■ **Work to do**
Set down each record exactly as written.

[Extracted records]

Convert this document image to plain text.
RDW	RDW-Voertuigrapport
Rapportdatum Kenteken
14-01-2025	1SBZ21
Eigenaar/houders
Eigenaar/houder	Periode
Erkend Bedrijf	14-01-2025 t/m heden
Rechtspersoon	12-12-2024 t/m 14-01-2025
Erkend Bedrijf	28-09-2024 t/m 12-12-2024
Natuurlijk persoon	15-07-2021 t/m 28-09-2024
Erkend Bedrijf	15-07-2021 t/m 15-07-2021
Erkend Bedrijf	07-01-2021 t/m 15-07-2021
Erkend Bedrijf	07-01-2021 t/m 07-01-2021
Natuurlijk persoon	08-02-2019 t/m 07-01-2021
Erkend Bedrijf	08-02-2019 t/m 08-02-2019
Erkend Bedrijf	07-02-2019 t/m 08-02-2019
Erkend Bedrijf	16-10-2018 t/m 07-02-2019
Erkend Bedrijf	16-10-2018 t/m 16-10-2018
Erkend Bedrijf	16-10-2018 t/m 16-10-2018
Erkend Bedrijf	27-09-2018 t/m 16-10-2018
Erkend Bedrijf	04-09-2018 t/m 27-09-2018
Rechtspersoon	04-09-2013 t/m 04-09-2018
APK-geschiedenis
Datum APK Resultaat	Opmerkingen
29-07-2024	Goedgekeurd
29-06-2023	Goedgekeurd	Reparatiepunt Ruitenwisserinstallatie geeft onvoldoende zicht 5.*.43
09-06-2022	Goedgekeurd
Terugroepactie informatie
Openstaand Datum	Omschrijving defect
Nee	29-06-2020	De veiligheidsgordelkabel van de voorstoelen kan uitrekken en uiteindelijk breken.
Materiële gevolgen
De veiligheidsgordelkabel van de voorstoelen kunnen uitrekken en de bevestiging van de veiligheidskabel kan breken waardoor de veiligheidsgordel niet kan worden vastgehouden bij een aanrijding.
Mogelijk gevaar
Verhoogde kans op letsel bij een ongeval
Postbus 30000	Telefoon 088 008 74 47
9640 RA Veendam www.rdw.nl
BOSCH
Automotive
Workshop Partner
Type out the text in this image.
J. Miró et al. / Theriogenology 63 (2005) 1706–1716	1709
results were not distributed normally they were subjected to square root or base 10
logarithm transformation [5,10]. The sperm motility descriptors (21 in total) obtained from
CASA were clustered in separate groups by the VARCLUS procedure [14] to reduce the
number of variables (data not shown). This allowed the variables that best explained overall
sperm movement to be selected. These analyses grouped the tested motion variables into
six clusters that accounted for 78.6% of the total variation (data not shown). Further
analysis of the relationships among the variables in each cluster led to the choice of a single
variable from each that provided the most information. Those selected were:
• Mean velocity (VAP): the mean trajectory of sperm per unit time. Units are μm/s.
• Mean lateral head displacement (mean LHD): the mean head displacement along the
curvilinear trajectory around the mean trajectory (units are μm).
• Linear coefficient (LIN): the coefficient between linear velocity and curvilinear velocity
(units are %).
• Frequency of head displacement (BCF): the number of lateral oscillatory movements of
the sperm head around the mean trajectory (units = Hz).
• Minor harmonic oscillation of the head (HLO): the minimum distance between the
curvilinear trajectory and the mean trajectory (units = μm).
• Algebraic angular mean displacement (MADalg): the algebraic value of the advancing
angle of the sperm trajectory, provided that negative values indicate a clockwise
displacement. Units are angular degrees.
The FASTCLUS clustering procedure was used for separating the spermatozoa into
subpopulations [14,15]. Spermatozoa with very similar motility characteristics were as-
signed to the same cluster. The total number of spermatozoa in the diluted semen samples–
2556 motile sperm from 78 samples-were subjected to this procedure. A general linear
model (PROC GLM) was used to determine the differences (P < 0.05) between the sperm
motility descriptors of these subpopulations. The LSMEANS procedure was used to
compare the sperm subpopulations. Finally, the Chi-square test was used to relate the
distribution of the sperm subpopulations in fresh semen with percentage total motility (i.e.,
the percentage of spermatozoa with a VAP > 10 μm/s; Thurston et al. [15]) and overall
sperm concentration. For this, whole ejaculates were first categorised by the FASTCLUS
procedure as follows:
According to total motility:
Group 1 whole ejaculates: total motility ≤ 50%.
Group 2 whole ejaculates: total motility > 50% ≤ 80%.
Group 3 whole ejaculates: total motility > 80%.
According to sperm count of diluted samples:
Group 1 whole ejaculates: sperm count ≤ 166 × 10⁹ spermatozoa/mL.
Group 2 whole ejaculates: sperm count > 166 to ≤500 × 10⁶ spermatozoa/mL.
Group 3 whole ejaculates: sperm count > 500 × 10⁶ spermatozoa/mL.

■ **Output of the exercise**
Convert this document image to plain text.
RDW	RDW-Voertuigrapport
Rapportdatum Kenteken
14-01-2025	1SBZ21
Eigenaar/houders
Eigenaar/houder	Periode
Erkend Bedrijf	14-01-2025 t/m heden
Rechtspersoon	12-12-2024 t/m 14-01-2025
Erkend Bedrijf	28-09-2024 t/m 12-12-2024
Natuurlijk persoon	15-07-2021 t/m 28-09-2024
Erkend Bedrijf	15-07-2021 t/m 15-07-2021
Erkend Bedrijf	07-01-2021 t/m 15-07-2021
Erkend Bedrijf	07-01-2021 t/m 07-01-2021
Natuurlijk persoon	08-02-2019 t/m 07-01-2021
Erkend Bedrijf	08-02-2019 t/m 08-02-2019
Erkend Bedrijf	07-02-2019 t/m 08-02-2019
Erkend Bedrijf	16-10-2018 t/m 07-02-2019
Erkend Bedrijf	16-10-2018 t/m 16-10-2018
Erkend Bedrijf	16-10-2018 t/m 16-10-2018
Erkend Bedrijf	27-09-2018 t/m 16-10-2018
Erkend Bedrijf	04-09-2018 t/m 27-09-2018
Rechtspersoon	04-09-2013 t/m 04-09-2018
APK-geschiedenis
Datum APK Resultaat	Opmerkingen
29-07-2024	Goedgekeurd
29-06-2023	Goedgekeurd	Reparatiepunt Ruitenwisserinstallatie geeft onvoldoende zicht 5.*.43
09-06-2022	Goedgekeurd
Terugroepactie informatie
Openstaand Datum	Omschrijving defect
Nee	29-06-2020	De veiligheidsgordelkabel van de voorstoelen kan uitrekken en uiteindelijk breken.
Materiële gevolgen
De veiligheidsgordelkabel van de voorstoelen kunnen uitrekken en de bevestiging van de veiligheidskabel kan breken waardoor de veiligheidsgordel niet kan worden vastgehouden bij een aanrijding.
Mogelijk gevaar
Verhoogde kans op letsel bij een ongeval
Postbus 30000	Telefoon 088 008 74 47
9640 RA Veendam www.rdw.nl
BOSCH
Automotive
Workshop Partner
Type out the text in this image.
J. Miró et al. / Theriogenology 63 (2005) 1706–1716	1709
results were not distributed normally they were subjected to square root or base 10
logarithm transformation [5,10]. The sperm motility descriptors (21 in total) obtained from
CASA were clustered in separate groups by the VARCLUS procedure [14] to reduce the
number of variables (data not shown). This allowed the variables that best explained overall
sperm movement to be selected. These analyses grouped the tested motion variables into
six clusters that accounted for 78.6% of the total variation (data not shown). Further
analysis of the relationships among the variables in each cluster led to the choice of a single
variable from each that provided the most information. Those selected were:
• Mean velocity (VAP): the mean trajectory of sperm per unit time. Units are μm/s.
• Mean lateral head displacement (mean LHD): the mean head displacement along the
curvilinear trajectory around the mean trajectory (units are μm).
• Linear coefficient (LIN): the coefficient between linear velocity and curvilinear velocity
(units are %).
• Frequency of head displacement (BCF): the number of lateral oscillatory movements of
the sperm head around the mean trajectory (units = Hz).
• Minor harmonic oscillation of the head (HLO): the minimum distance between the
curvilinear trajectory and the mean trajectory (units = μm).
• Algebraic angular mean displacement (MADalg): the algebraic value of the advancing
angle of the sperm trajectory, provided that negative values indicate a clockwise
displacement. Units are angular degrees.
The FASTCLUS clustering procedure was used for separating the spermatozoa into
subpopulations [14,15]. Spermatozoa with very similar motility characteristics were as-
signed to the same cluster. The total number of spermatozoa in the diluted semen samples–
2556 motile sperm from 78 samples-were subjected to this procedure. A general linear
model (PROC GLM) was used to determine the differences (P < 0.05) between the sperm
motility descriptors of these subpopulations. The LSMEANS procedure was used to
compare the sperm subpopulations. Finally, the Chi-square test was used to relate the
distribution of the sperm subpopulations in fresh semen with percentage total motility (i.e.,
the percentage of spermatozoa with a VAP > 10 μm/s; Thurston et al. [15]) and overall
sperm concentration. For this, whole ejaculates were first categorised by the FASTCLUS
procedure as follows:
According to total motility:
Group 1 whole ejaculates: total motility ≤ 50%.
Group 2 whole ejaculates: total motility > 50% ≤ 80%.
Group 3 whole ejaculates: total motility > 80%.
According to sperm count of diluted samples:
Group 1 whole ejaculates: sperm count ≤ 166 × 10⁹ spermatozoa/mL.
Group 2 whole ejaculates: sperm count > 166 to ≤500 × 10⁶ spermatozoa/mL.
Group 3 whole ejaculates: sperm count > 500 × 10⁶ spermatozoa/mL.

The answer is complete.